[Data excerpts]
────────────────

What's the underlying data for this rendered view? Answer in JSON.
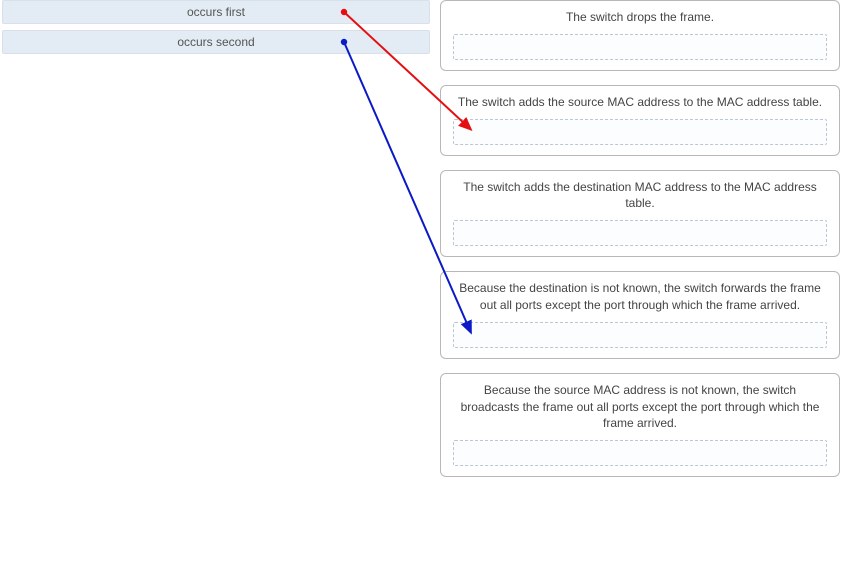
{
  "left_items": [
    {
      "label": "occurs first"
    },
    {
      "label": "occurs second"
    }
  ],
  "targets": [
    {
      "label": "The switch drops the frame."
    },
    {
      "label": "The switch adds the source MAC address to the MAC address table."
    },
    {
      "label": "The switch adds the destination MAC address to the MAC address table."
    },
    {
      "label": "Because the destination is not known, the switch forwards the frame out all ports except the port through which the frame arrived."
    },
    {
      "label": "Because the source MAC address is not known, the switch broadcasts the frame out all ports except the port through which the frame arrived."
    }
  ],
  "arrows": [
    {
      "from_item": 0,
      "to_target": 1,
      "color": "#e40f13"
    },
    {
      "from_item": 1,
      "to_target": 3,
      "color": "#0b19c6"
    }
  ]
}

────────────────

**Objective:** Go back to the records above and write them out exactly, without the pictures.

**Solution:**
What's the underlying data for this rendered view? Answer in JSON.
{
  "left_items": [
    {
      "label": "occurs first"
    },
    {
      "label": "occurs second"
    }
  ],
  "targets": [
    {
      "label": "The switch drops the frame."
    },
    {
      "label": "The switch adds the source MAC address to the MAC address table."
    },
    {
      "label": "The switch adds the destination MAC address to the MAC address table."
    },
    {
      "label": "Because the destination is not known, the switch forwards the frame out all ports except the port through which the frame arrived."
    },
    {
      "label": "Because the source MAC address is not known, the switch broadcasts the frame out all ports except the port through which the frame arrived."
    }
  ],
  "arrows": [
    {
      "from_item": 0,
      "to_target": 1,
      "color": "#e40f13"
    },
    {
      "from_item": 1,
      "to_target": 3,
      "color": "#0b19c6"
    }
  ]
}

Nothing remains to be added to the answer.